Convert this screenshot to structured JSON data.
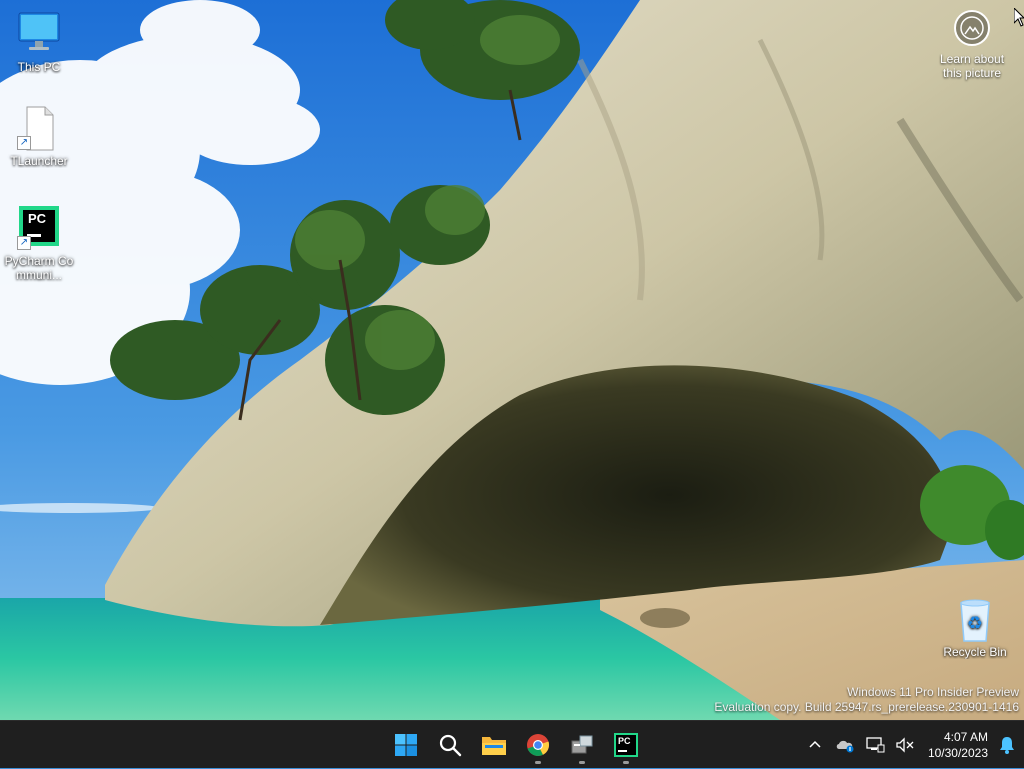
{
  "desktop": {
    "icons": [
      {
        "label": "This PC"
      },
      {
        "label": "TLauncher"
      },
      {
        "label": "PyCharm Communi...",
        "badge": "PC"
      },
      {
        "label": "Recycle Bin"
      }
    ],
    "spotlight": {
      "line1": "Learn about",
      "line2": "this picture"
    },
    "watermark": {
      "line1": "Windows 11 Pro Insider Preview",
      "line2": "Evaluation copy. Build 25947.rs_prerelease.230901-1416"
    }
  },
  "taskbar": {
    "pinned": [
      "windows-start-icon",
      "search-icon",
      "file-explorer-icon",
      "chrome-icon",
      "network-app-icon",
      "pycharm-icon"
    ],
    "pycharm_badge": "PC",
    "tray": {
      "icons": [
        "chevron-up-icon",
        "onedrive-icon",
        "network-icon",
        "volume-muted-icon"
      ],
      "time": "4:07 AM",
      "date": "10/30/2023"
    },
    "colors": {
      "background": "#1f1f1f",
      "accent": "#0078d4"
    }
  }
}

────────────────────────────────────────

• [Problem requirements]
Please write out all of the material above without changing a word, and omit any pictures.

• [Response for this exercise]
Convert this screenshot to structured JSON data.
{
  "desktop": {
    "icons": [
      {
        "label": "This PC"
      },
      {
        "label": "TLauncher"
      },
      {
        "label": "PyCharm Communi...",
        "badge": "PC"
      },
      {
        "label": "Recycle Bin"
      }
    ],
    "spotlight": {
      "line1": "Learn about",
      "line2": "this picture"
    },
    "watermark": {
      "line1": "Windows 11 Pro Insider Preview",
      "line2": "Evaluation copy. Build 25947.rs_prerelease.230901-1416"
    }
  },
  "taskbar": {
    "pinned": [
      "windows-start-icon",
      "search-icon",
      "file-explorer-icon",
      "chrome-icon",
      "network-app-icon",
      "pycharm-icon"
    ],
    "pycharm_badge": "PC",
    "tray": {
      "icons": [
        "chevron-up-icon",
        "onedrive-icon",
        "network-icon",
        "volume-muted-icon"
      ],
      "time": "4:07 AM",
      "date": "10/30/2023"
    },
    "colors": {
      "background": "#1f1f1f",
      "accent": "#0078d4"
    }
  }
}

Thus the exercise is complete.